-- Start DATA RECORDS --

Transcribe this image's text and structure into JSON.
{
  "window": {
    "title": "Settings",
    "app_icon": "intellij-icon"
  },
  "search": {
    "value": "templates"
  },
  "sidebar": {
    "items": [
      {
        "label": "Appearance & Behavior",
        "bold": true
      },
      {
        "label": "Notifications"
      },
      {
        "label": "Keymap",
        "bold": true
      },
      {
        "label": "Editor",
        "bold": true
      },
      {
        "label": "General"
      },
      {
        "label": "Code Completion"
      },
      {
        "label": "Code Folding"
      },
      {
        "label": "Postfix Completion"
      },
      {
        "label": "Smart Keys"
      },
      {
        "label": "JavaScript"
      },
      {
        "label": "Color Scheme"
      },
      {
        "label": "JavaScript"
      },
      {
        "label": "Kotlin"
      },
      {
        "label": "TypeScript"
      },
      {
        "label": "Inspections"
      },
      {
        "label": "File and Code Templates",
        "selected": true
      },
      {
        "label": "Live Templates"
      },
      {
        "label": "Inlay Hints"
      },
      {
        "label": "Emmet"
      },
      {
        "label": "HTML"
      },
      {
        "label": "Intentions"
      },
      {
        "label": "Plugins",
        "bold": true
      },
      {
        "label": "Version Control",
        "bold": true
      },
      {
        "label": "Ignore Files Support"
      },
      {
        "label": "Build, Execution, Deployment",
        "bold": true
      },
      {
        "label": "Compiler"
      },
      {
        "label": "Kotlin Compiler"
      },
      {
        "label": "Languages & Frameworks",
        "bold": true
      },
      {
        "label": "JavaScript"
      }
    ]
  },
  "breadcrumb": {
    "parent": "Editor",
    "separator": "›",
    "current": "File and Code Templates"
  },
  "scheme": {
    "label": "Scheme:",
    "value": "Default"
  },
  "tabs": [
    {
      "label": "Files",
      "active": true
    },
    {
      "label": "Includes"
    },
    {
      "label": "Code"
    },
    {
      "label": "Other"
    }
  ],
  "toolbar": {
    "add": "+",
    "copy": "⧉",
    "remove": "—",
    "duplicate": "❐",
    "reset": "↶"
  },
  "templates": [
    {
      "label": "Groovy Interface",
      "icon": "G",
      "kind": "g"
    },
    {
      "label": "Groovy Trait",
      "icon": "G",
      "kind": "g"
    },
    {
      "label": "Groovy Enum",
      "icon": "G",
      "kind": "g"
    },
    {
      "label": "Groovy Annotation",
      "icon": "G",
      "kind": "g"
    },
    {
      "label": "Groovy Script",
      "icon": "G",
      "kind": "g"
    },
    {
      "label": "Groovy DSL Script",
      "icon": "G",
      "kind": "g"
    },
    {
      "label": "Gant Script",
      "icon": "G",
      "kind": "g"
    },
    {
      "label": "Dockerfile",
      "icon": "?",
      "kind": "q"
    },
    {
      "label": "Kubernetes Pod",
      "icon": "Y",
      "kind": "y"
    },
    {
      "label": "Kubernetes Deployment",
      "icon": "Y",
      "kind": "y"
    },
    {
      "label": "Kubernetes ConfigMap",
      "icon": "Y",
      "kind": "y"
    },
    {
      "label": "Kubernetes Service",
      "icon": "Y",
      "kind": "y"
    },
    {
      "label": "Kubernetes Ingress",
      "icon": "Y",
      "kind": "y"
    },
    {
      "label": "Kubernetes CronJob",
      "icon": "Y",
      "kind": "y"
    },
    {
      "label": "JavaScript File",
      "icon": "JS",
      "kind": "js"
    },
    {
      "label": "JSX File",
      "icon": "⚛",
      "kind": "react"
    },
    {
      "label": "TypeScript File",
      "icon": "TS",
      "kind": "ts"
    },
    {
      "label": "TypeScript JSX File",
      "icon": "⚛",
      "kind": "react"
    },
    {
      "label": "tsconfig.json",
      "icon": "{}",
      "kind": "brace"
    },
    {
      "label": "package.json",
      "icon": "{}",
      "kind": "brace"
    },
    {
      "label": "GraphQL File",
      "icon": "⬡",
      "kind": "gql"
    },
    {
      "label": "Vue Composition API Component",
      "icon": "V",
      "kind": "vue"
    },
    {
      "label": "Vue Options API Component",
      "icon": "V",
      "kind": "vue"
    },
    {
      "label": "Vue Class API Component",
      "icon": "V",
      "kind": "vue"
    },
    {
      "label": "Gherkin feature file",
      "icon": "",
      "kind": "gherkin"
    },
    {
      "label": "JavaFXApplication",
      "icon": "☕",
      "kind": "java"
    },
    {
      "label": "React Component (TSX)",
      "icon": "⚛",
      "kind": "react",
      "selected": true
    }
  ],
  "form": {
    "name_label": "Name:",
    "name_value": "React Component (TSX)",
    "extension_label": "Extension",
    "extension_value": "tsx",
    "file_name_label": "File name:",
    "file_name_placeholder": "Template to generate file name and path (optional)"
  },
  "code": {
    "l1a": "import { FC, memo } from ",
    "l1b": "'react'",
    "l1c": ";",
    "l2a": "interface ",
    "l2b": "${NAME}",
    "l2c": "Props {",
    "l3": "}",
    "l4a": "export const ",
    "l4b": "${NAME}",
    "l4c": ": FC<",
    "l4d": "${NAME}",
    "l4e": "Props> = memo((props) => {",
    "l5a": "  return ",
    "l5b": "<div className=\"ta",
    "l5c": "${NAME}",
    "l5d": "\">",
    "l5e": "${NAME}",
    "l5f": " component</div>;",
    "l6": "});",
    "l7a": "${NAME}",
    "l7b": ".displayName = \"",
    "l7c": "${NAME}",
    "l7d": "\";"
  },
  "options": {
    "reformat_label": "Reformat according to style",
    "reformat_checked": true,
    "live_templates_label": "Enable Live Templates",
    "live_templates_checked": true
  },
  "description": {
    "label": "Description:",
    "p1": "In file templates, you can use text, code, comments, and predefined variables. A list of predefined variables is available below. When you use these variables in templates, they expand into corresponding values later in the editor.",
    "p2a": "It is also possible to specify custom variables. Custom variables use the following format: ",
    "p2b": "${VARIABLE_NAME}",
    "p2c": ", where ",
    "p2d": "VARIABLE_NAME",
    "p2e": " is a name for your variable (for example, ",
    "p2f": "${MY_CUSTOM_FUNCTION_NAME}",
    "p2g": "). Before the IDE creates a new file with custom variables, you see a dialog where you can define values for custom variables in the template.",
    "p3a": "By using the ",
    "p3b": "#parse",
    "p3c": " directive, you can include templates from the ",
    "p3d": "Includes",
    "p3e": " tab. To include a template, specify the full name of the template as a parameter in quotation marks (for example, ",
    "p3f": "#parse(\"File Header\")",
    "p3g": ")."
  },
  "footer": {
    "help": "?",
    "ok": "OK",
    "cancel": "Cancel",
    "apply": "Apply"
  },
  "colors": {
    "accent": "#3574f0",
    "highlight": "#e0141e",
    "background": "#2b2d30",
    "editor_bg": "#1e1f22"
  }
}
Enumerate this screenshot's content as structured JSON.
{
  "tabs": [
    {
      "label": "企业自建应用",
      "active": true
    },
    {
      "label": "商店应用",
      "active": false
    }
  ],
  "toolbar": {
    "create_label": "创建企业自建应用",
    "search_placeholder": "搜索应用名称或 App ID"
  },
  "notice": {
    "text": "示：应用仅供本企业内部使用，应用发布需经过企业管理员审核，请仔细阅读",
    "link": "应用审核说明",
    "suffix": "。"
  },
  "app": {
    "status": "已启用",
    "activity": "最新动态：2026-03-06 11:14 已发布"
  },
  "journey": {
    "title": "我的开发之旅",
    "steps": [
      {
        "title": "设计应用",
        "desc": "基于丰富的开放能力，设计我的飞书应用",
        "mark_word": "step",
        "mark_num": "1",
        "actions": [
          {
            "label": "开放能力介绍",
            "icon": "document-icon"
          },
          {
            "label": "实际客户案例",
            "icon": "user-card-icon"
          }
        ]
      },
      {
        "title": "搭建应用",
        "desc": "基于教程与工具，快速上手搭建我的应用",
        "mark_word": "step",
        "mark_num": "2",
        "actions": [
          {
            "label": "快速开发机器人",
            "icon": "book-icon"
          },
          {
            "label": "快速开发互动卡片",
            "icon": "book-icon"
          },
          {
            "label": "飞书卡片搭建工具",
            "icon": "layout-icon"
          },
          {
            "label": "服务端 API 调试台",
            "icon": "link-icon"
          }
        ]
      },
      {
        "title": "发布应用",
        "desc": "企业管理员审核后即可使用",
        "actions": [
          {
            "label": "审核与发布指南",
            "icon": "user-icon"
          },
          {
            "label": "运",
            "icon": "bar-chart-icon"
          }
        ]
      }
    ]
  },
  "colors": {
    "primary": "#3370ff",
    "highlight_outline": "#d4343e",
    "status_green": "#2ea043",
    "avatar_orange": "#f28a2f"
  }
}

-- End DATA RECORDS --

◆ TASK GOAL:
Report only how many lines in the entries contain "from".

◆ RIGHT ANSWER:
2